Problem statement: Pull every line of the entries that has the word "content".

Material provided:
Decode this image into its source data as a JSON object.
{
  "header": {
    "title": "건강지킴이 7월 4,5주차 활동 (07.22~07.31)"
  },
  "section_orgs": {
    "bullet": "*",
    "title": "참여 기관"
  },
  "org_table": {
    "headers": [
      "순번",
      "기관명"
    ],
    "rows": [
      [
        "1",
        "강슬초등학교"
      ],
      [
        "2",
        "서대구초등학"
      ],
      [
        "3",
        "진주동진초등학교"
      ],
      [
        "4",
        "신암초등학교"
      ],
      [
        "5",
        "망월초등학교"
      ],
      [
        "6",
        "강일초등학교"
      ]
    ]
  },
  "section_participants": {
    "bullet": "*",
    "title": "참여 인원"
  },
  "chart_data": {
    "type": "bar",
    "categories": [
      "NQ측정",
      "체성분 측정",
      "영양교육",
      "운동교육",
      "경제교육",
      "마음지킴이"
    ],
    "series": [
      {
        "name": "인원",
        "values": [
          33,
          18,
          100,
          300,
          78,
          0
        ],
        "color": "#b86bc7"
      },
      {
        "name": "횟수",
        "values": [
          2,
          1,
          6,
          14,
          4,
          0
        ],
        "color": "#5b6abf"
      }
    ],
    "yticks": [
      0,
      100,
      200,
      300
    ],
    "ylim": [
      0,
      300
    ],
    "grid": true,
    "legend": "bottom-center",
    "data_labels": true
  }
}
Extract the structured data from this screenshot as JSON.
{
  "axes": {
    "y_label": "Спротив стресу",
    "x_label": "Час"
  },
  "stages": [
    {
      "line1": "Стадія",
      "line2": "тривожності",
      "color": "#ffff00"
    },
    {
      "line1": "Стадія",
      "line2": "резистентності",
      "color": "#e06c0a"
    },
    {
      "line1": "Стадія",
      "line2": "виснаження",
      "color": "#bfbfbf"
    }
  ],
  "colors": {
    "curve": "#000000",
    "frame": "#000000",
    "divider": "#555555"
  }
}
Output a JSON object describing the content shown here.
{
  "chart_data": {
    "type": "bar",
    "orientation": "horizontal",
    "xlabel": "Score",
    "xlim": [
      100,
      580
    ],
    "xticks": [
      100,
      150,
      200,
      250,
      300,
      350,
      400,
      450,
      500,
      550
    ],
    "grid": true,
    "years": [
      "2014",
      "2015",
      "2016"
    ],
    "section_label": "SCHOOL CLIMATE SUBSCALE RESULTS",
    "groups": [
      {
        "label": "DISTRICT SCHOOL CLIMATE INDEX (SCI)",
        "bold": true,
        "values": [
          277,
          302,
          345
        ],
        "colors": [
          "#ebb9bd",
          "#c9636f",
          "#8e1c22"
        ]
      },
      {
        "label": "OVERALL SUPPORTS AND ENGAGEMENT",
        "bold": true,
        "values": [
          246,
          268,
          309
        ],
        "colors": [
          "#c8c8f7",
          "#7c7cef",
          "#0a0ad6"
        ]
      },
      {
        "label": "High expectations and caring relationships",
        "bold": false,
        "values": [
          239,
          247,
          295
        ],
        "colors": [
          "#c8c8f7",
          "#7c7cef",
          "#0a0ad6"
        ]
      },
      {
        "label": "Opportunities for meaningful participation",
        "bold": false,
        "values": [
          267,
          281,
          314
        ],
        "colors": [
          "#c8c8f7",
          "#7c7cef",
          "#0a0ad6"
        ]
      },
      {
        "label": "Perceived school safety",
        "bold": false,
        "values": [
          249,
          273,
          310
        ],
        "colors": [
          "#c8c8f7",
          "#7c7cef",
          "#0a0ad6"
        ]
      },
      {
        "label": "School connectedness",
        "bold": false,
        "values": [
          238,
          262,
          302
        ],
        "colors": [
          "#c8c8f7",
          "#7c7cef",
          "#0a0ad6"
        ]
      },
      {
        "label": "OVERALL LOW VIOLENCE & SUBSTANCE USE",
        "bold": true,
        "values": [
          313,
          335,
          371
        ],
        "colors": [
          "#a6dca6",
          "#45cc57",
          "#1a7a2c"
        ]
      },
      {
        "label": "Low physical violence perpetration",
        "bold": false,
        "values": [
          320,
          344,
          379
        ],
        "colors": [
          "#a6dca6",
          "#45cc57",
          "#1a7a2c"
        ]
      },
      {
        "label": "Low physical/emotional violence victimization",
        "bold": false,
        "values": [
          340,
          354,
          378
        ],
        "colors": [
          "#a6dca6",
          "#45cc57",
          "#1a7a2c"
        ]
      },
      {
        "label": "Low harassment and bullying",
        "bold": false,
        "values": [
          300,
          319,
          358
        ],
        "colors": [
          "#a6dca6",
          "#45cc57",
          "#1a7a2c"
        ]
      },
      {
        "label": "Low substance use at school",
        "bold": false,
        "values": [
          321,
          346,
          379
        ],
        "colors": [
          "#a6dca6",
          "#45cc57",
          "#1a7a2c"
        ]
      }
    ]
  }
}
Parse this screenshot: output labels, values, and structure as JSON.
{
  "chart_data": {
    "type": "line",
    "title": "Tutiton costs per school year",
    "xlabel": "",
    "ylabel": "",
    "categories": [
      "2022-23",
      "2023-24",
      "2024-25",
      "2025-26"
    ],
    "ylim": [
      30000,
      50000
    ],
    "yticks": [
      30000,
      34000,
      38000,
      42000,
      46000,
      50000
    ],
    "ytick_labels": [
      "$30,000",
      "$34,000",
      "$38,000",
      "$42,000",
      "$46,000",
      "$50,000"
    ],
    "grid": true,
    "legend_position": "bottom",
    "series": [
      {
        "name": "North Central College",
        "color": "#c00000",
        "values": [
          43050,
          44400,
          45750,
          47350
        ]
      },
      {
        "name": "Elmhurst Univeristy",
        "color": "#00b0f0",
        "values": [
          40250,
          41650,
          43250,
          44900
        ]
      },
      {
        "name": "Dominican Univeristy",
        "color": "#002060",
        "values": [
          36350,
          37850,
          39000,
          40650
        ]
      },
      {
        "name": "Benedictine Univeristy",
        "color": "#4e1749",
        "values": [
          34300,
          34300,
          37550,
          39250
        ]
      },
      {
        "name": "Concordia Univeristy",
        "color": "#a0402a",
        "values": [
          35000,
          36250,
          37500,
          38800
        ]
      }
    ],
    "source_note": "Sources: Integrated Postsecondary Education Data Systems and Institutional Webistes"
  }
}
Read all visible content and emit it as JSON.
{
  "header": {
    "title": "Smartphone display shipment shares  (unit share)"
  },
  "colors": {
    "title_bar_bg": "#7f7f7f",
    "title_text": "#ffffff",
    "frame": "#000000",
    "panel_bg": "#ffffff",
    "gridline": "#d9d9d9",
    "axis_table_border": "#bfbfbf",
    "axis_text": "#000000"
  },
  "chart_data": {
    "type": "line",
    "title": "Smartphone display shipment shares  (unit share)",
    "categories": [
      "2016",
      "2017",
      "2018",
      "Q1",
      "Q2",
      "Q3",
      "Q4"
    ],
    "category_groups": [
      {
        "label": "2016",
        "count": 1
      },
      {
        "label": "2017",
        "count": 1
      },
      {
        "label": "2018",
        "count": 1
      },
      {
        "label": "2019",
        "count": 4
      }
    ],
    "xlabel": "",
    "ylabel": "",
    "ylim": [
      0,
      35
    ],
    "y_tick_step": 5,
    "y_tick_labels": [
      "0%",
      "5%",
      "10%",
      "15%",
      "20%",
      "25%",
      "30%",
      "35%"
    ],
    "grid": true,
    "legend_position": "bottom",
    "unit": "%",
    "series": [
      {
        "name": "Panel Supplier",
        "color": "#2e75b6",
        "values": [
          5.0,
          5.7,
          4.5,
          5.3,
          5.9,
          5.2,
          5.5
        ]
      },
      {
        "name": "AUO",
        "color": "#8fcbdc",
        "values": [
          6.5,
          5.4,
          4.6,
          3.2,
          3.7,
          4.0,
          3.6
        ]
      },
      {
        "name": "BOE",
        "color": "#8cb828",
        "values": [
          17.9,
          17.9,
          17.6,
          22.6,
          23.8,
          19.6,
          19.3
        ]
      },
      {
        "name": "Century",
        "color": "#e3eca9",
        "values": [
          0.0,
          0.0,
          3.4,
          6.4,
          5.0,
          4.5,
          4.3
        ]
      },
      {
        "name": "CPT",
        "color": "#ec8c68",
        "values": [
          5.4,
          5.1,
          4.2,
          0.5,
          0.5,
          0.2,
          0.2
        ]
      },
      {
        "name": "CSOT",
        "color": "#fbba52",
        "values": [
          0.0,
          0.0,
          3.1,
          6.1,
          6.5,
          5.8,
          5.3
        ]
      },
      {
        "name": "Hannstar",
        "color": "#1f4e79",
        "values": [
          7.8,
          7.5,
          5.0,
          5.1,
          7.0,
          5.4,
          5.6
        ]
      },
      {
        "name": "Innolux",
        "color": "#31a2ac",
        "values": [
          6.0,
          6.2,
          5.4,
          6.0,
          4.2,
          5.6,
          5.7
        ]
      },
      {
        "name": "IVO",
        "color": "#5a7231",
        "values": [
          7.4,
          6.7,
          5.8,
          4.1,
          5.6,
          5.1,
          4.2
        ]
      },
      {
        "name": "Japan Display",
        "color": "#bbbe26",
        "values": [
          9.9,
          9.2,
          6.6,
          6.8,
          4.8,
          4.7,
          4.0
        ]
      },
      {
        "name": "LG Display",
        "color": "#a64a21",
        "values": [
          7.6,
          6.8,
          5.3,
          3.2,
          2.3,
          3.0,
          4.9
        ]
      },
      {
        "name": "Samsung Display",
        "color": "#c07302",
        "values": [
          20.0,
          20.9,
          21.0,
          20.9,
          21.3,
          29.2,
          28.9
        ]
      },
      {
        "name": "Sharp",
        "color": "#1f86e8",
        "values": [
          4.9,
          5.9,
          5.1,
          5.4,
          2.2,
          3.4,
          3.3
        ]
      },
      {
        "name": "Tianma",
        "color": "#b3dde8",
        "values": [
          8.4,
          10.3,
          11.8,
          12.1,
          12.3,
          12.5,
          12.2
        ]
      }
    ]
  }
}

Output for this task:
Output a JSON object describing the content shown here.
Read all visible content and emit it as JSON.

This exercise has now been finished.